> **SELECTION**
--- BEGIN ---

Prerequisites: Ideally, students will have taken undergraduate courses in computer science through data structures, but at the very least, students must be able to implement trees and graphs using a high-level programming language, such as C++, Java, Python, or Ruby. Students should have also taken undergraduate courses in mathematics, such as calculus, linear algebra, and probability and statistics.

Primary Text:

*Machine Learning: The Art and Science of Algorithms that Make Sense of Data*, by Peter Flach [ WWW | CUP | Amazon ]

By the end of the semester, students will be able to:

- explain the main foundations of machine learning
- understand and design object-oriented systems for machine learning
- analyze algorithms for machine learning in time and space
- implement methods of machine learning using a high-level programming language
- comprehend, analyze, and critique scholarly papers from the primary literature
- replicate studies described in the primary literature
- design and conduct empirical studies

My course policies are designed to supplement the CS Department's Honor Policy. Unless stated otherwise when I distribute an assignment, the following is the default for all assignments for this course. I've developed my policies from past teaching experiences and from the CS Department's Honor Code at George Mason University.

I am obligated to refer all suspected cases of academic dishonesty by graduate students to the dean of the Graduate School. If you have any questions about these policies or how they apply, please discuss such concerns with me during class, during office hours, or by e-mail.

In my experience, students at Georgetown do honest work. The small percentage of students who have submitted someone else's work as their own did so because they did not manage their time wisely.

--- END ---

> **INSTRUCTION A**
Determine how many lines of the records contain the string "Selected", with case counting, and give only that number.

> **MATERIAL FOR THE TASK**
--- BEGIN ---

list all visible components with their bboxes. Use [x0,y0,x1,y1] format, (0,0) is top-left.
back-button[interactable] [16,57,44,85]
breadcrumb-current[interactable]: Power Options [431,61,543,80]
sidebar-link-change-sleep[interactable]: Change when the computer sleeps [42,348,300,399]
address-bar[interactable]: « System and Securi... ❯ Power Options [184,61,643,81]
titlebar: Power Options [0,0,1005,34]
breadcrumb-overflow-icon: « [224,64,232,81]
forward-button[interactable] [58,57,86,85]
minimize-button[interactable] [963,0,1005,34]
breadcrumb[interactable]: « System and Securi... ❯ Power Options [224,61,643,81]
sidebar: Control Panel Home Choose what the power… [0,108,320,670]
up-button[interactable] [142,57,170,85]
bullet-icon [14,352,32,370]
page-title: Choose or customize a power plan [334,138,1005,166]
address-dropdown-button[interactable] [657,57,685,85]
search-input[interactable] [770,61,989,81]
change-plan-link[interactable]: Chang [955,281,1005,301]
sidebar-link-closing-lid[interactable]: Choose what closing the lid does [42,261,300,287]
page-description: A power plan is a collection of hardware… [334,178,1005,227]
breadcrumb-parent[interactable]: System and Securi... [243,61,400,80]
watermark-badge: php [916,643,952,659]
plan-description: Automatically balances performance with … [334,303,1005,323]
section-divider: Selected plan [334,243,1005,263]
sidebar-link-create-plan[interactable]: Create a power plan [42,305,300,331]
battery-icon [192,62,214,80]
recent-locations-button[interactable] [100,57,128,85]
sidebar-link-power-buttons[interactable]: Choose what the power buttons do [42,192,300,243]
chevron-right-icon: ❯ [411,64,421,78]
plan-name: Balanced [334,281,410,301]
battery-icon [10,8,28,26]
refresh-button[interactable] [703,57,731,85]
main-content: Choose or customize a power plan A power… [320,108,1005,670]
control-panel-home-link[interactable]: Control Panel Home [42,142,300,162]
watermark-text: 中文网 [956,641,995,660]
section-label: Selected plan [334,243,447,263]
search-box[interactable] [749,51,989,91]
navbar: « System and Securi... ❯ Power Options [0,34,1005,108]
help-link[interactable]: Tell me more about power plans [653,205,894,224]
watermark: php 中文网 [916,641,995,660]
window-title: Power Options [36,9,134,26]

--- END ---

> **INSTRUCTION B**
Resume the machine learning course text, writing onward from its final sentence.

> **FINAL RESULT A**
2

> **FINAL RESULT B**
Students must follow proper scholarly practice for all submitted work, whether graded or ungraded and whether a draft or final version of a proposal, paper, or program. We must acknowledge our reliance on the work of others through citation.

Students may be quite adept at and knowledgeable about citing and quoting material from traditional sources, such as books and articles. Typically, we do not have cite facts, common math formulae, or expressions of our own ideas, observations, interpretations, and analyses, However, new graduate students in computer science may not realize that formulae, theorems, proofs, algorithms, and programs can require the same treatment as any other form of expression.

For convenience, you do not need to cite the course materials, conversations with me or information you obtain from class lectures and discussions. If you are unsure about what requires citation or what constitutes proper scholarly practice, please ask me during class, during office hours, or by e-mail.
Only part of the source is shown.